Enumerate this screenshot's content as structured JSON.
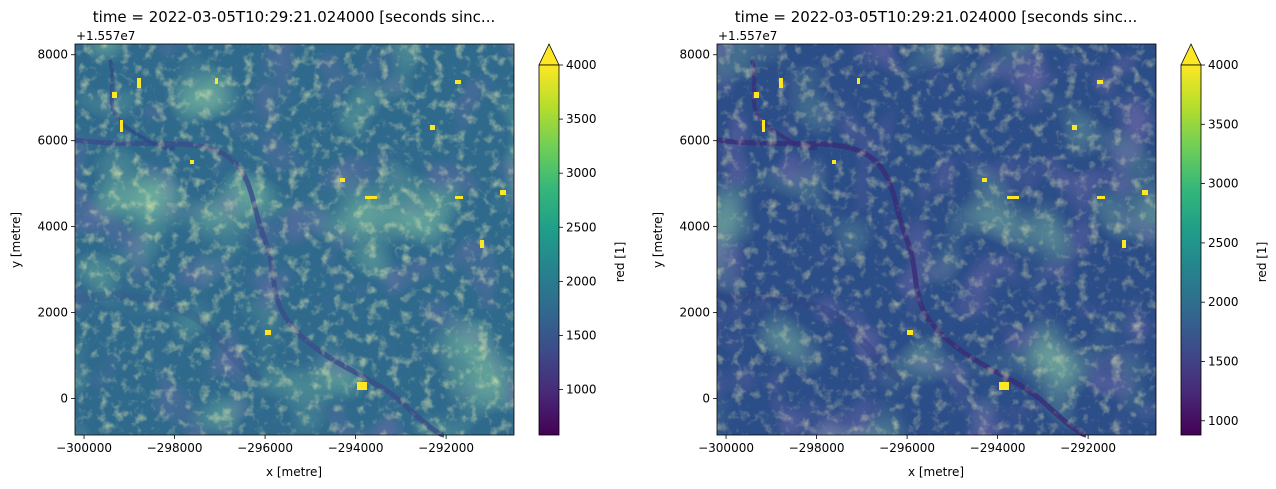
{
  "chart_data": [
    {
      "type": "heatmap",
      "title": "time = 2022-03-05T10:29:21.024000 [seconds sinc...",
      "xlabel": "x [metre]",
      "ylabel": "y [metre]",
      "offset_label": "+1.557e7",
      "xlim": [
        -300200,
        -290500
      ],
      "ylim": [
        -850,
        8250
      ],
      "x_ticks": [
        {
          "value": -300000,
          "label": "−300000"
        },
        {
          "value": -298000,
          "label": "−298000"
        },
        {
          "value": -296000,
          "label": "−296000"
        },
        {
          "value": -294000,
          "label": "−294000"
        },
        {
          "value": -292000,
          "label": "−292000"
        }
      ],
      "y_ticks": [
        {
          "value": 0,
          "label": "0"
        },
        {
          "value": 2000,
          "label": "2000"
        },
        {
          "value": 4000,
          "label": "4000"
        },
        {
          "value": 6000,
          "label": "6000"
        },
        {
          "value": 8000,
          "label": "8000"
        }
      ],
      "colorbar": {
        "label": "red [1]",
        "vmin": 580,
        "vmax": 4000,
        "extend": "max",
        "ticks": [
          {
            "value": 1000,
            "label": "1000"
          },
          {
            "value": 1500,
            "label": "1500"
          },
          {
            "value": 2000,
            "label": "2000"
          },
          {
            "value": 2500,
            "label": "2500"
          },
          {
            "value": 3000,
            "label": "3000"
          },
          {
            "value": 3500,
            "label": "3500"
          },
          {
            "value": 4000,
            "label": "4000"
          }
        ]
      },
      "colormap": "viridis",
      "data_summary": {
        "typical_value": 1650,
        "bright_features_value": 4000
      }
    },
    {
      "type": "heatmap",
      "title": "time = 2022-03-05T10:29:21.024000 [seconds sinc...",
      "xlabel": "x [metre]",
      "ylabel": "y [metre]",
      "offset_label": "+1.557e7",
      "xlim": [
        -300200,
        -290500
      ],
      "ylim": [
        -850,
        8250
      ],
      "x_ticks": [
        {
          "value": -300000,
          "label": "−300000"
        },
        {
          "value": -298000,
          "label": "−298000"
        },
        {
          "value": -296000,
          "label": "−296000"
        },
        {
          "value": -294000,
          "label": "−294000"
        },
        {
          "value": -292000,
          "label": "−292000"
        }
      ],
      "y_ticks": [
        {
          "value": 0,
          "label": "0"
        },
        {
          "value": 2000,
          "label": "2000"
        },
        {
          "value": 4000,
          "label": "4000"
        },
        {
          "value": 6000,
          "label": "6000"
        },
        {
          "value": 8000,
          "label": "8000"
        }
      ],
      "colorbar": {
        "label": "red [1]",
        "vmin": 880,
        "vmax": 4000,
        "extend": "max",
        "ticks": [
          {
            "value": 1000,
            "label": "1000"
          },
          {
            "value": 1500,
            "label": "1500"
          },
          {
            "value": 2000,
            "label": "2000"
          },
          {
            "value": 2500,
            "label": "2500"
          },
          {
            "value": 3000,
            "label": "3000"
          },
          {
            "value": 3500,
            "label": "3500"
          },
          {
            "value": 4000,
            "label": "4000"
          }
        ]
      },
      "colormap": "viridis",
      "data_summary": {
        "typical_value": 1500,
        "bright_features_value": 4000
      }
    }
  ]
}
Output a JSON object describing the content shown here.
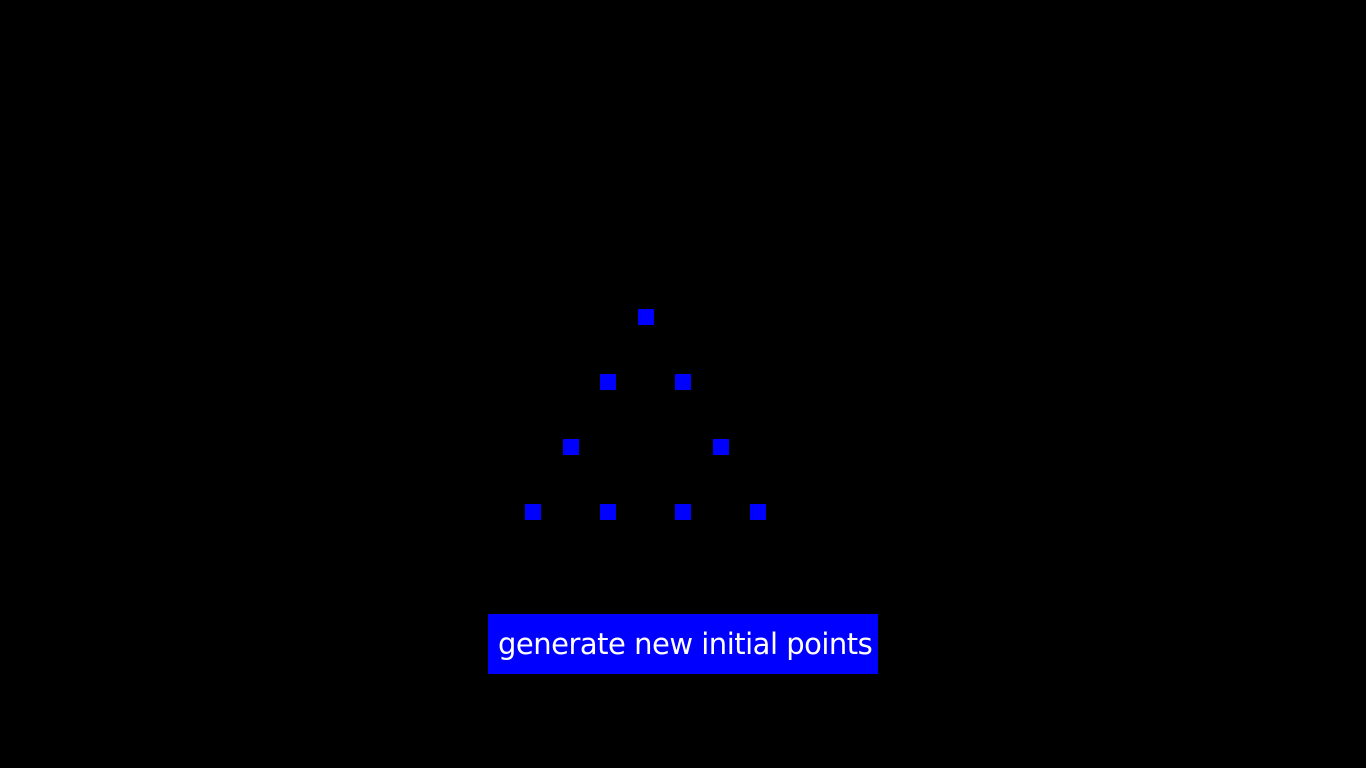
{
  "colors": {
    "background": "#000000",
    "point": "#0000ff",
    "button_background": "#0000ff",
    "button_text": "#ffffff"
  },
  "controls": {
    "generate_label": "generate new initial points"
  }
}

**Exercise requirements**
Transcribe exactly the portion of the material above that runs from the line containing "Output a JSON" through its last line, omitting all pictures.

**Output for this exercise**
Output a JSON object describing the content shown here.
{
  "colors": {
    "background": "#000000",
    "point": "#0000ff",
    "button_background": "#0000ff",
    "button_text": "#ffffff"
  },
  "controls": {
    "generate_label": "generate new initial points"
  }
}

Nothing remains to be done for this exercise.